What is required:
Wherever the string "INOXIDABLE" appears in a line, extract that line.

Provided information:
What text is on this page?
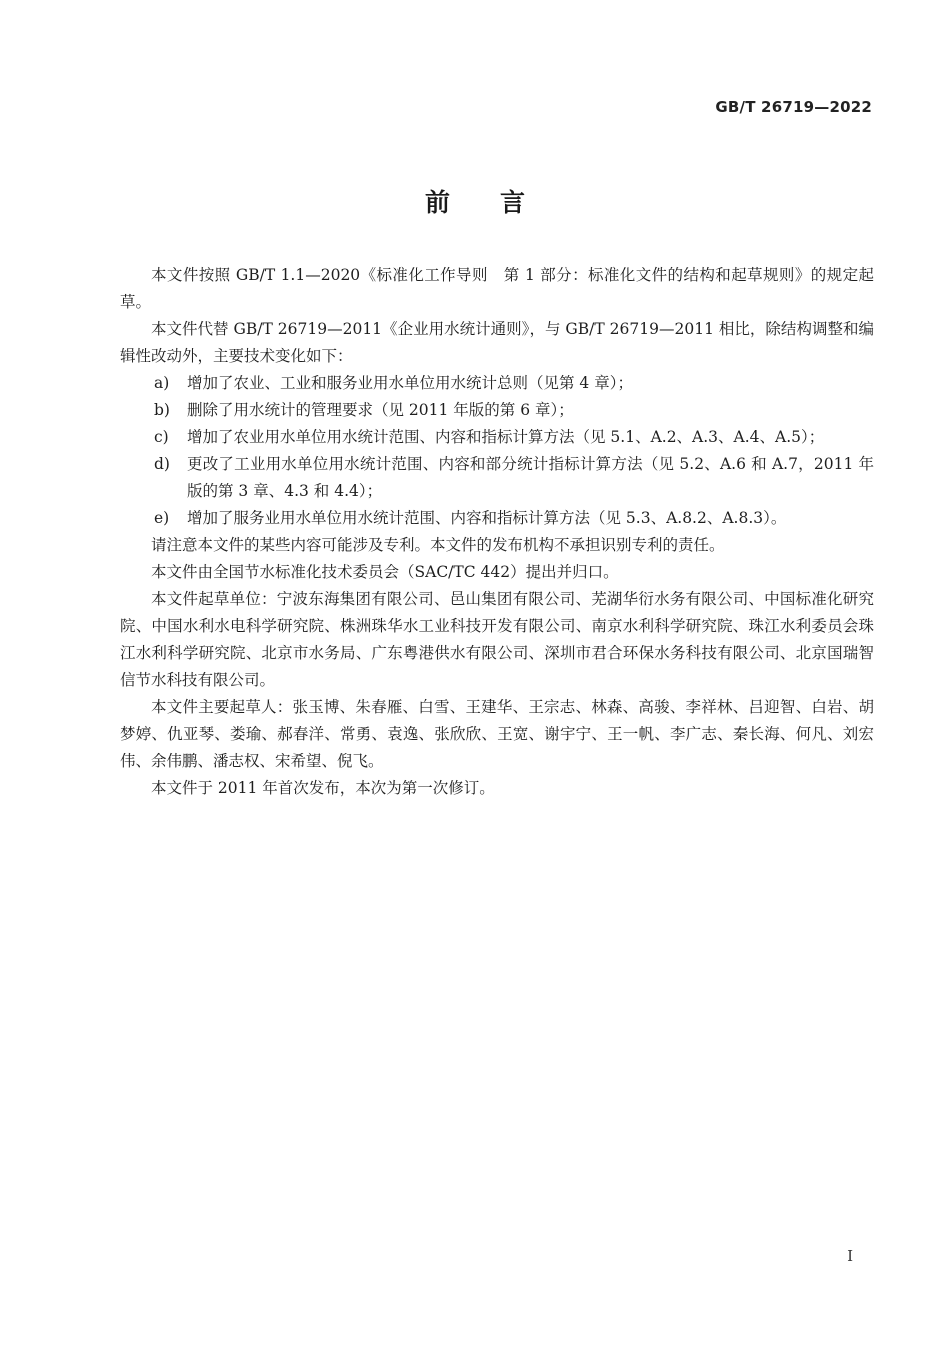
GB/T 26719—2022
前言

本文件按照 GB/T 1.1—2020《标准化工作导则　第 1 部分：标准化文件的结构和起草规则》的规定起草。

本文件代替 GB/T 26719—2011《企业用水统计通则》，与 GB/T 26719—2011 相比，除结构调整和编辑性改动外，主要技术变化如下：

a) 增加了农业、工业和服务业用水单位用水统计总则（见第 4 章）；

b) 删除了用水统计的管理要求（见 2011 年版的第 6 章）；

c) 增加了农业用水单位用水统计范围、内容和指标计算方法（见 5.1、A.2、A.3、A.4、A.5）；

d) 更改了工业用水单位用水统计范围、内容和部分统计指标计算方法（见 5.2、A.6 和 A.7，2011 年版的第 3 章、4.3 和 4.4）；

e) 增加了服务业用水单位用水统计范围、内容和指标计算方法（见 5.3、A.8.2、A.8.3）。

请注意本文件的某些内容可能涉及专利。本文件的发布机构不承担识别专利的责任。

本文件由全国节水标准化技术委员会（SAC/TC 442）提出并归口。

本文件起草单位：宁波东海集团有限公司、邑山集团有限公司、芜湖华衍水务有限公司、中国标准化研究院、中国水利水电科学研究院、株洲珠华水工业科技开发有限公司、南京水利科学研究院、珠江水利委员会珠江水利科学研究院、北京市水务局、广东粤港供水有限公司、深圳市君合环保水务科技有限公司、北京国瑞智信节水科技有限公司。

本文件主要起草人：张玉博、朱春雁、白雪、王建华、王宗志、林森、高骏、李祥林、吕迎智、白岩、胡梦婷、仇亚琴、娄瑜、郝春洋、常勇、袁逸、张欣欣、王宽、谢宇宁、王一帆、李广志、秦长海、何凡、刘宏伟、余伟鹏、潘志权、宋希望、倪飞。

本文件于 2011 年首次发布，本次为第一次修订。

I
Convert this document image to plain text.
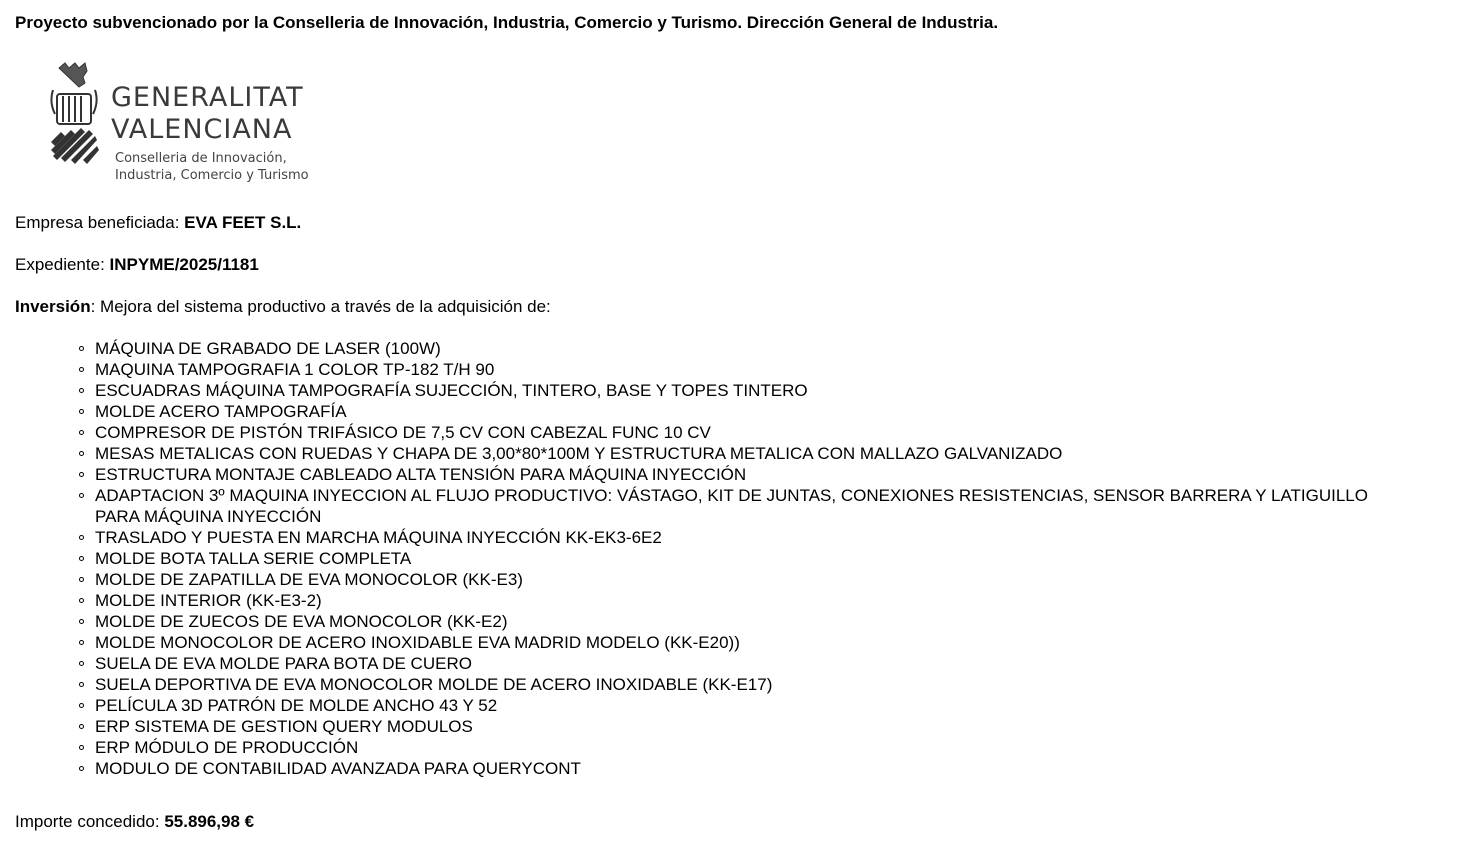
Proyecto subvencionado por la Conselleria de Innovación, Industria, Comercio y Turismo. Dirección General de Industria.

GENERALITAT
VALENCIANA
Conselleria de Innovación,
Industria, Comercio y Turismo

Empresa beneficiada: EVA FEET S.L.

Expediente: INPYME/2025/1181

Inversión: Mejora del sistema productivo a través de la adquisición de:

MÁQUINA DE GRABADO DE LASER (100W)
MAQUINA TAMPOGRAFIA 1 COLOR TP-182 T/H 90
ESCUADRAS MÁQUINA TAMPOGRAFÍA SUJECCIÓN, TINTERO, BASE Y TOPES TINTERO
MOLDE ACERO TAMPOGRAFÍA
COMPRESOR DE PISTÓN TRIFÁSICO DE 7,5 CV CON CABEZAL FUNC 10 CV
MESAS METALICAS CON RUEDAS Y CHAPA DE 3,00*80*100M Y ESTRUCTURA METALICA CON MALLAZO GALVANIZADO
ESTRUCTURA MONTAJE CABLEADO ALTA TENSIÓN PARA MÁQUINA INYECCIÓN
ADAPTACION 3º MAQUINA INYECCION AL FLUJO PRODUCTIVO: VÁSTAGO, KIT DE JUNTAS, CONEXIONES RESISTENCIAS, SENSOR BARRERA Y LATIGUILLO PARA MÁQUINA INYECCIÓN
TRASLADO Y PUESTA EN MARCHA MÁQUINA INYECCIÓN KK-EK3-6E2
MOLDE BOTA TALLA SERIE COMPLETA
MOLDE DE ZAPATILLA DE EVA MONOCOLOR (KK-E3)
MOLDE INTERIOR (KK-E3-2)
MOLDE DE ZUECOS DE EVA MONOCOLOR (KK-E2)
MOLDE MONOCOLOR DE ACERO INOXIDABLE EVA MADRID MODELO (KK-E20))
SUELA DE EVA MOLDE PARA BOTA DE CUERO
SUELA DEPORTIVA DE EVA MONOCOLOR MOLDE DE ACERO INOXIDABLE (KK-E17)
PELÍCULA 3D PATRÓN DE MOLDE ANCHO 43 Y 52
ERP SISTEMA DE GESTION QUERY MODULOS
ERP MÓDULO DE PRODUCCIÓN
MODULO DE CONTABILIDAD AVANZADA PARA QUERYCONT

Importe concedido: 55.896,98 €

Result:
MOLDE MONOCOLOR DE ACERO INOXIDABLE EVA MADRID MODELO (KK-E20))
SUELA DEPORTIVA DE EVA MONOCOLOR MOLDE DE ACERO INOXIDABLE (KK-E17)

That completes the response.